• _WORK INSTRUCTIONS_
Using the entries that follow, collect the lines where the word "JSON" appears.

• _ENTRIES_
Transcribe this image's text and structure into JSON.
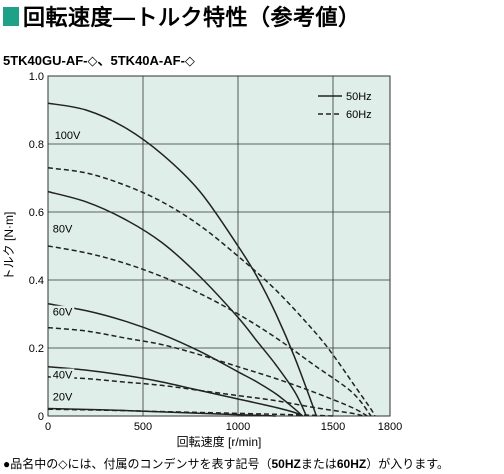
{
  "title": "回転速度―トルク特性（参考値）",
  "model_line": "5TK40GU-AF-◇、5TK40A-AF-◇",
  "footnote": {
    "prefix": "●品名中の◇には、付属のコンデンサを表す記号（",
    "bold1": "50HZ",
    "mid": "または",
    "bold2": "60HZ",
    "suffix": "）が入ります。"
  },
  "colors": {
    "title_accent": "#1fa187",
    "plot_background": "#dfeee9",
    "grid": "#333333",
    "curve": "#222222"
  },
  "chart_data": {
    "type": "line",
    "xlabel": "回転速度 [r/min]",
    "ylabel": "トルク [N·m]",
    "xlim": [
      0,
      1800
    ],
    "ylim": [
      0,
      1.0
    ],
    "x_ticks": [
      0,
      500,
      1000,
      1500,
      1800
    ],
    "y_ticks": [
      0,
      0.2,
      0.4,
      0.6,
      0.8,
      1.0
    ],
    "grid": true,
    "legend_position": "top-right",
    "legend": [
      {
        "label": "50Hz",
        "style": "solid"
      },
      {
        "label": "60Hz",
        "style": "dashed"
      }
    ],
    "voltage_labels": [
      {
        "text": "100V",
        "x": 30,
        "y": 0.815
      },
      {
        "text": "80V",
        "x": 20,
        "y": 0.54
      },
      {
        "text": "60V",
        "x": 20,
        "y": 0.295
      },
      {
        "text": "40V",
        "x": 20,
        "y": 0.11
      },
      {
        "text": "20V",
        "x": 20,
        "y": 0.045
      }
    ],
    "series": [
      {
        "voltage": "100V",
        "freq": "50Hz",
        "style": "solid",
        "points": [
          [
            0,
            0.92
          ],
          [
            200,
            0.9
          ],
          [
            400,
            0.85
          ],
          [
            600,
            0.77
          ],
          [
            800,
            0.66
          ],
          [
            1000,
            0.5
          ],
          [
            1100,
            0.41
          ],
          [
            1200,
            0.3
          ],
          [
            1300,
            0.17
          ],
          [
            1400,
            0.02
          ],
          [
            1410,
            0.0
          ]
        ]
      },
      {
        "voltage": "100V",
        "freq": "60Hz",
        "style": "dashed",
        "points": [
          [
            0,
            0.73
          ],
          [
            200,
            0.715
          ],
          [
            400,
            0.68
          ],
          [
            600,
            0.63
          ],
          [
            800,
            0.56
          ],
          [
            1000,
            0.47
          ],
          [
            1200,
            0.37
          ],
          [
            1400,
            0.25
          ],
          [
            1500,
            0.18
          ],
          [
            1600,
            0.1
          ],
          [
            1700,
            0.02
          ],
          [
            1720,
            0.0
          ]
        ]
      },
      {
        "voltage": "80V",
        "freq": "50Hz",
        "style": "solid",
        "points": [
          [
            0,
            0.66
          ],
          [
            200,
            0.63
          ],
          [
            400,
            0.58
          ],
          [
            600,
            0.51
          ],
          [
            800,
            0.41
          ],
          [
            1000,
            0.29
          ],
          [
            1100,
            0.22
          ],
          [
            1200,
            0.15
          ],
          [
            1300,
            0.07
          ],
          [
            1360,
            0.0
          ]
        ]
      },
      {
        "voltage": "80V",
        "freq": "60Hz",
        "style": "dashed",
        "points": [
          [
            0,
            0.5
          ],
          [
            200,
            0.48
          ],
          [
            400,
            0.45
          ],
          [
            600,
            0.41
          ],
          [
            800,
            0.36
          ],
          [
            1000,
            0.3
          ],
          [
            1200,
            0.23
          ],
          [
            1400,
            0.15
          ],
          [
            1600,
            0.07
          ],
          [
            1700,
            0.0
          ]
        ]
      },
      {
        "voltage": "60V",
        "freq": "50Hz",
        "style": "solid",
        "points": [
          [
            0,
            0.33
          ],
          [
            200,
            0.31
          ],
          [
            400,
            0.28
          ],
          [
            600,
            0.24
          ],
          [
            800,
            0.19
          ],
          [
            1000,
            0.13
          ],
          [
            1100,
            0.1
          ],
          [
            1200,
            0.065
          ],
          [
            1300,
            0.02
          ],
          [
            1340,
            0.0
          ]
        ]
      },
      {
        "voltage": "60V",
        "freq": "60Hz",
        "style": "dashed",
        "points": [
          [
            0,
            0.26
          ],
          [
            200,
            0.25
          ],
          [
            400,
            0.23
          ],
          [
            600,
            0.21
          ],
          [
            800,
            0.18
          ],
          [
            1000,
            0.145
          ],
          [
            1200,
            0.11
          ],
          [
            1400,
            0.07
          ],
          [
            1600,
            0.025
          ],
          [
            1680,
            0.0
          ]
        ]
      },
      {
        "voltage": "40V",
        "freq": "50Hz",
        "style": "solid",
        "points": [
          [
            0,
            0.145
          ],
          [
            200,
            0.135
          ],
          [
            400,
            0.12
          ],
          [
            600,
            0.1
          ],
          [
            800,
            0.075
          ],
          [
            1000,
            0.05
          ],
          [
            1200,
            0.025
          ],
          [
            1300,
            0.01
          ],
          [
            1340,
            0.0
          ]
        ]
      },
      {
        "voltage": "40V",
        "freq": "60Hz",
        "style": "dashed",
        "points": [
          [
            0,
            0.115
          ],
          [
            200,
            0.11
          ],
          [
            400,
            0.1
          ],
          [
            600,
            0.09
          ],
          [
            800,
            0.075
          ],
          [
            1000,
            0.06
          ],
          [
            1200,
            0.045
          ],
          [
            1400,
            0.025
          ],
          [
            1600,
            0.008
          ],
          [
            1660,
            0.0
          ]
        ]
      },
      {
        "voltage": "20V",
        "freq": "50Hz",
        "style": "solid",
        "points": [
          [
            0,
            0.022
          ],
          [
            300,
            0.018
          ],
          [
            600,
            0.012
          ],
          [
            900,
            0.006
          ],
          [
            1100,
            0.002
          ],
          [
            1200,
            0.0
          ]
        ]
      },
      {
        "voltage": "20V",
        "freq": "60Hz",
        "style": "dashed",
        "points": [
          [
            0,
            0.02
          ],
          [
            300,
            0.017
          ],
          [
            600,
            0.013
          ],
          [
            900,
            0.009
          ],
          [
            1200,
            0.005
          ],
          [
            1400,
            0.002
          ],
          [
            1500,
            0.0
          ]
        ]
      }
    ]
  }
}
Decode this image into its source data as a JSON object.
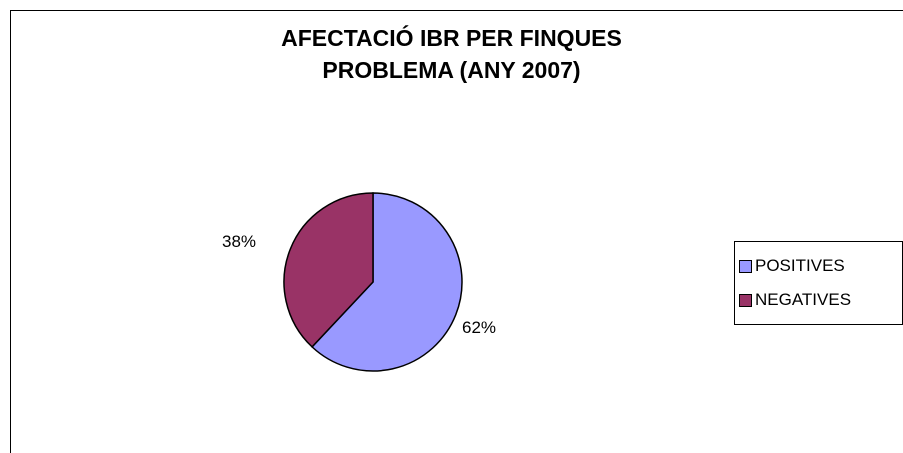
{
  "chart_data": {
    "type": "pie",
    "title_lines": [
      "AFECTACIÓ IBR PER FINQUES",
      "PROBLEMA (ANY 2007)"
    ],
    "slices": [
      {
        "name": "POSITIVES",
        "value": 62,
        "label": "62%",
        "color": "#9999ff"
      },
      {
        "name": "NEGATIVES",
        "value": 38,
        "label": "38%",
        "color": "#993366"
      }
    ],
    "start_angle": "12 o'clock, clockwise",
    "legend_position": "right"
  }
}
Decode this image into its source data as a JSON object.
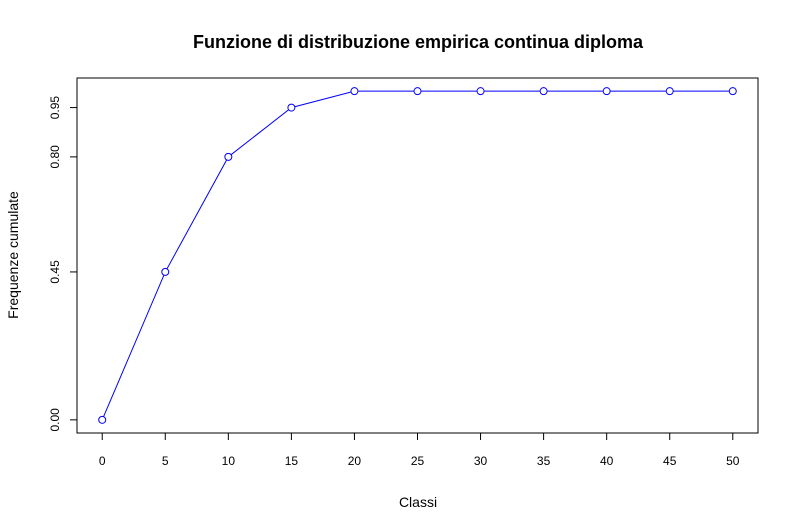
{
  "chart_data": {
    "type": "line",
    "title": "Funzione di distribuzione empirica continua diploma",
    "xlabel": "Classi",
    "ylabel": "Frequenze cumulate",
    "x": [
      0,
      5,
      10,
      15,
      20,
      25,
      30,
      35,
      40,
      45,
      50
    ],
    "xticks": [
      "0",
      "5",
      "10",
      "15",
      "20",
      "25",
      "30",
      "35",
      "40",
      "45",
      "50"
    ],
    "yticks": [
      "0.00",
      "0.45",
      "0.80",
      "0.95"
    ],
    "ytick_values": [
      0.0,
      0.45,
      0.8,
      0.95
    ],
    "series": [
      {
        "values": [
          0.0,
          0.45,
          0.8,
          0.95,
          1.0,
          1.0,
          1.0,
          1.0,
          1.0,
          1.0,
          1.0
        ]
      }
    ],
    "xlim": [
      -2,
      52
    ],
    "ylim": [
      -0.04,
      1.04
    ],
    "line_color": "#0000ff",
    "marker": "open-circle",
    "grid": false,
    "legend": "none"
  }
}
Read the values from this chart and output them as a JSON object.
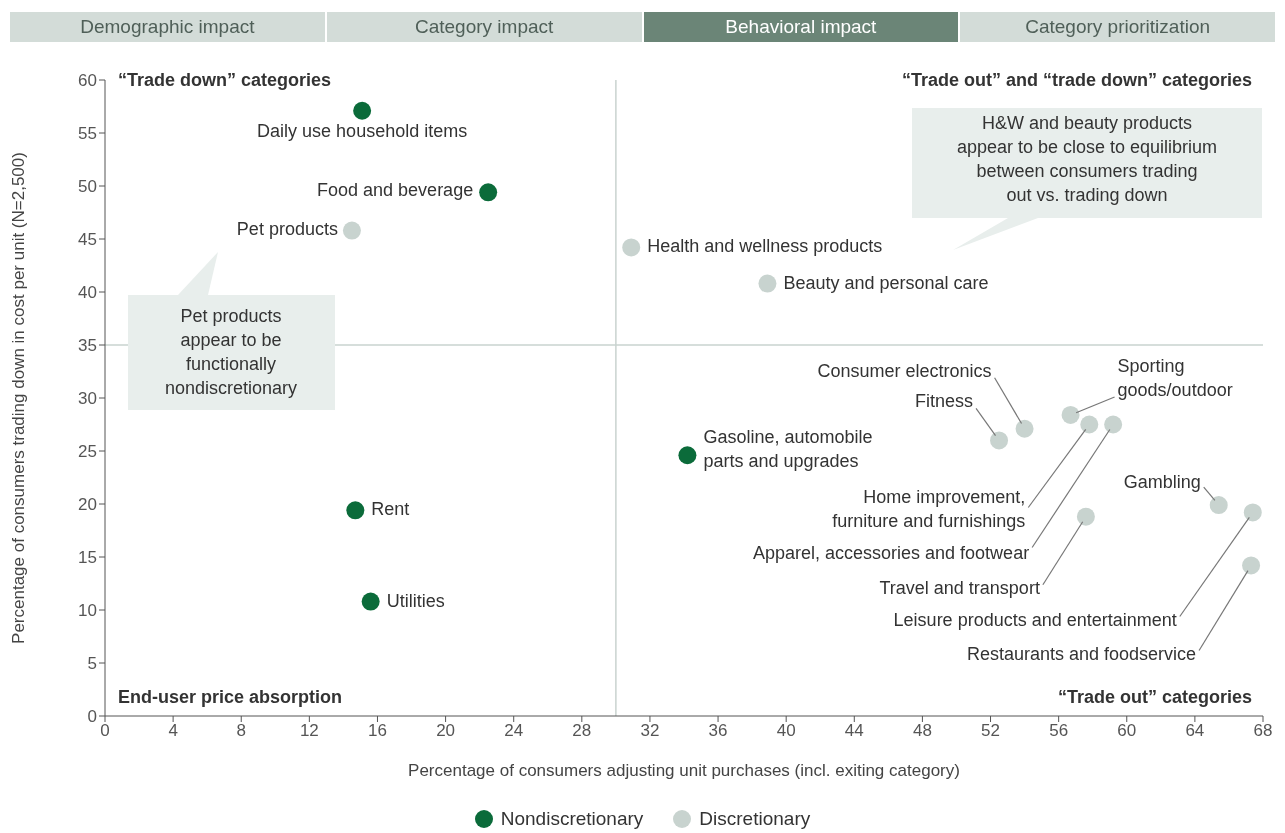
{
  "chart_data": {
    "type": "scatter",
    "xlabel": "Percentage of consumers adjusting unit purchases (incl. exiting category)",
    "ylabel": "Percentage of consumers trading down in cost per unit (N=2,500)",
    "xlim": [
      0,
      68
    ],
    "xticks": [
      0,
      4,
      8,
      12,
      16,
      20,
      24,
      28,
      32,
      36,
      40,
      44,
      48,
      52,
      56,
      60,
      64,
      68
    ],
    "ylim": [
      0,
      60
    ],
    "yticks": [
      0,
      5,
      10,
      15,
      20,
      25,
      30,
      35,
      40,
      45,
      50,
      55,
      60
    ],
    "grid": false,
    "legend": "bottom",
    "marker": "circle",
    "ref_lines": [
      {
        "axis": "x",
        "value": 30,
        "color": "#c9d3cf"
      },
      {
        "axis": "y",
        "value": 35,
        "color": "#c9d3cf"
      }
    ],
    "series": [
      {
        "name": "Nondiscretionary",
        "color": "#0b6b3a",
        "x": [
          15.1,
          22.5,
          14.7,
          15.6,
          34.2
        ],
        "values": [
          57.1,
          49.4,
          19.4,
          10.8,
          24.6
        ]
      },
      {
        "name": "Discretionary",
        "color": "#c8d3cf",
        "x": [
          14.5,
          30.9,
          38.9,
          52.5,
          54.0,
          56.7,
          57.8,
          59.2,
          57.6,
          65.4,
          67.4,
          67.3
        ],
        "values": [
          45.8,
          44.2,
          40.8,
          26.0,
          27.1,
          28.4,
          27.5,
          27.5,
          18.8,
          19.9,
          19.2,
          14.2
        ]
      }
    ],
    "annotations": [
      "Demographic impact",
      "Category impact",
      "Behavioral impact",
      "Category prioritization",
      "“Trade down” categories",
      "“Trade out” and “trade down” categories",
      "End-user price absorption",
      "“Trade out” categories",
      "Pet products\nappear to be\nfunctionally\nnondiscretionary",
      "H&W and beauty products\nappear to be close to equilibrium\nbetween consumers trading\nout vs. trading down",
      {
        "text": "Daily use household items",
        "x": 15.1,
        "y": 57.1
      },
      {
        "text": "Food and beverage",
        "x": 22.5,
        "y": 49.4
      },
      {
        "text": "Pet products",
        "x": 14.5,
        "y": 45.8
      },
      {
        "text": "Rent",
        "x": 14.7,
        "y": 19.4
      },
      {
        "text": "Utilities",
        "x": 15.6,
        "y": 10.8
      },
      {
        "text": "Gasoline, automobile\nparts and upgrades",
        "x": 34.2,
        "y": 24.6
      },
      {
        "text": "Health and wellness products",
        "x": 30.9,
        "y": 44.2
      },
      {
        "text": "Beauty and personal care",
        "x": 38.9,
        "y": 40.8
      },
      {
        "text": "Fitness",
        "x": 52.5,
        "y": 26.0
      },
      {
        "text": "Consumer electronics",
        "x": 54.0,
        "y": 27.1
      },
      {
        "text": "Sporting\ngoods/outdoor",
        "x": 56.7,
        "y": 28.4
      },
      {
        "text": "Home improvement,\nfurniture and furnishings",
        "x": 57.8,
        "y": 27.5
      },
      {
        "text": "Apparel, accessories and footwear",
        "x": 59.2,
        "y": 27.5
      },
      {
        "text": "Travel and transport",
        "x": 57.6,
        "y": 18.8
      },
      {
        "text": "Gambling",
        "x": 65.4,
        "y": 19.9
      },
      {
        "text": "Leisure products and entertainment",
        "x": 67.4,
        "y": 19.2
      },
      {
        "text": "Restaurants and foodservice",
        "x": 67.3,
        "y": 14.2
      }
    ]
  }
}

• _SOLUTION TO THE PROBLEM_
Transcribe this image's text and structure into JSON.
Decode this image into its source data as a JSON object.
Decode this image into its source data as a JSON object.
Read the values from this chart and output them as a JSON object.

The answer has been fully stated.